[Saved entries]
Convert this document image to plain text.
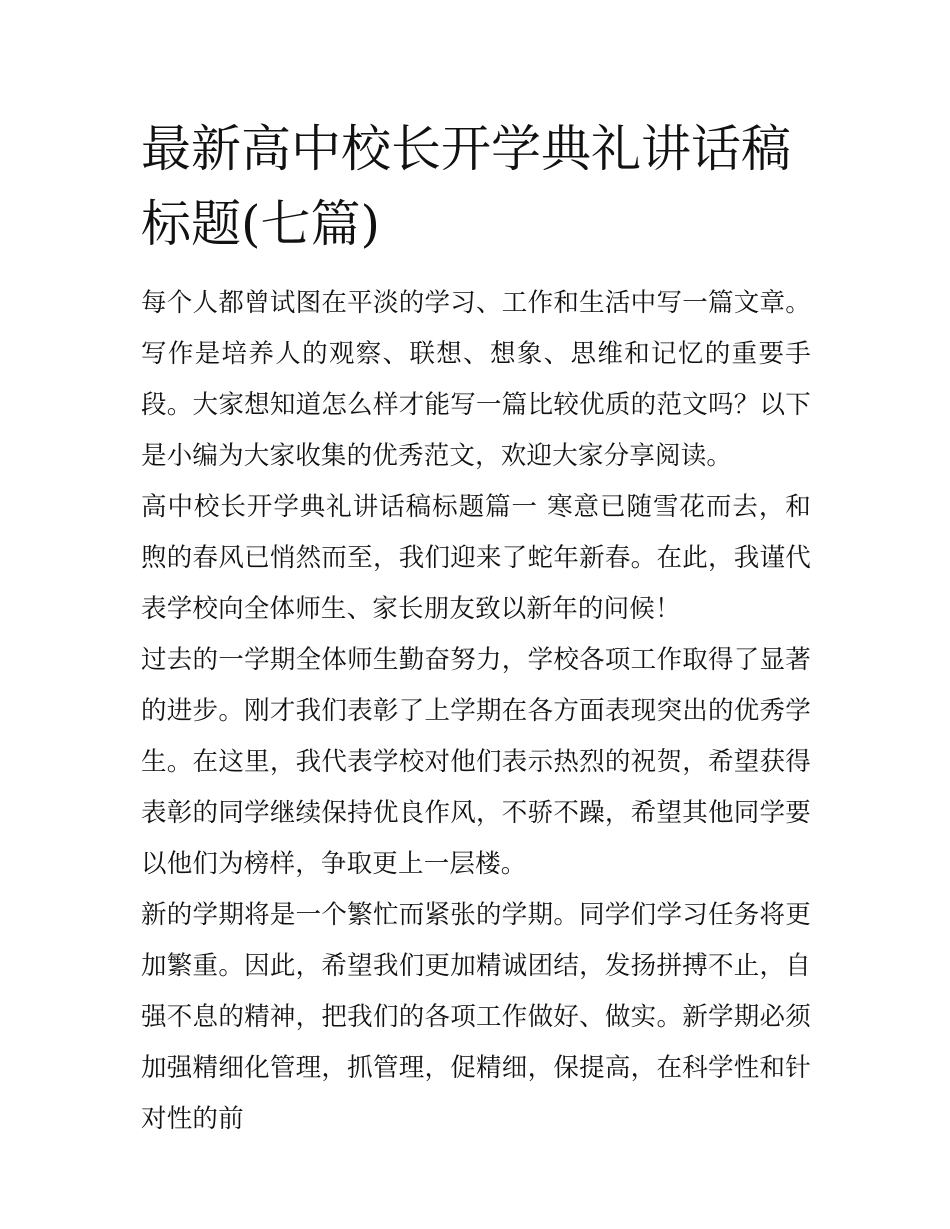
最新高中校长开学典礼讲话稿标题(七篇)

每个人都曾试图在平淡的学习、工作和生活中写一篇文章。写作是培养人的观察、联想、想象、思维和记忆的重要手段。大家想知道怎么样才能写一篇比较优质的范文吗？以下是小编为大家收集的优秀范文，欢迎大家分享阅读。

高中校长开学典礼讲话稿标题篇一 寒意已随雪花而去，和煦的春风已悄然而至，我们迎来了蛇年新春。在此，我谨代表学校向全体师生、家长朋友致以新年的问候！

过去的一学期全体师生勤奋努力，学校各项工作取得了显著的进步。刚才我们表彰了上学期在各方面表现突出的优秀学生。在这里，我代表学校对他们表示热烈的祝贺，希望获得表彰的同学继续保持优良作风，不骄不躁，希望其他同学要以他们为榜样，争取更上一层楼。

新的学期将是一个繁忙而紧张的学期。同学们学习任务将更加繁重。因此，希望我们更加精诚团结，发扬拼搏不止，自强不息的精神，把我们的各项工作做好、做实。新学期必须加强精细化管理，抓管理，促精细，保提高，在科学性和针对性的前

* **Stated problem**: Each line in the records above should be reproduced exactly; images are not copied.

* **Written solution**:
Convert this document image to plain text.
最新高中校长开学典礼讲话稿标题(七篇)

每个人都曾试图在平淡的学习、工作和生活中写一篇文章。写作是培养人的观察、联想、想象、思维和记忆的重要手段。大家想知道怎么样才能写一篇比较优质的范文吗？以下是小编为大家收集的优秀范文，欢迎大家分享阅读。

高中校长开学典礼讲话稿标题篇一 寒意已随雪花而去，和煦的春风已悄然而至，我们迎来了蛇年新春。在此，我谨代表学校向全体师生、家长朋友致以新年的问候！

过去的一学期全体师生勤奋努力，学校各项工作取得了显著的进步。刚才我们表彰了上学期在各方面表现突出的优秀学生。在这里，我代表学校对他们表示热烈的祝贺，希望获得表彰的同学继续保持优良作风，不骄不躁，希望其他同学要以他们为榜样，争取更上一层楼。

新的学期将是一个繁忙而紧张的学期。同学们学习任务将更加繁重。因此，希望我们更加精诚团结，发扬拼搏不止，自强不息的精神，把我们的各项工作做好、做实。新学期必须加强精细化管理，抓管理，促精细，保提高，在科学性和针对性的前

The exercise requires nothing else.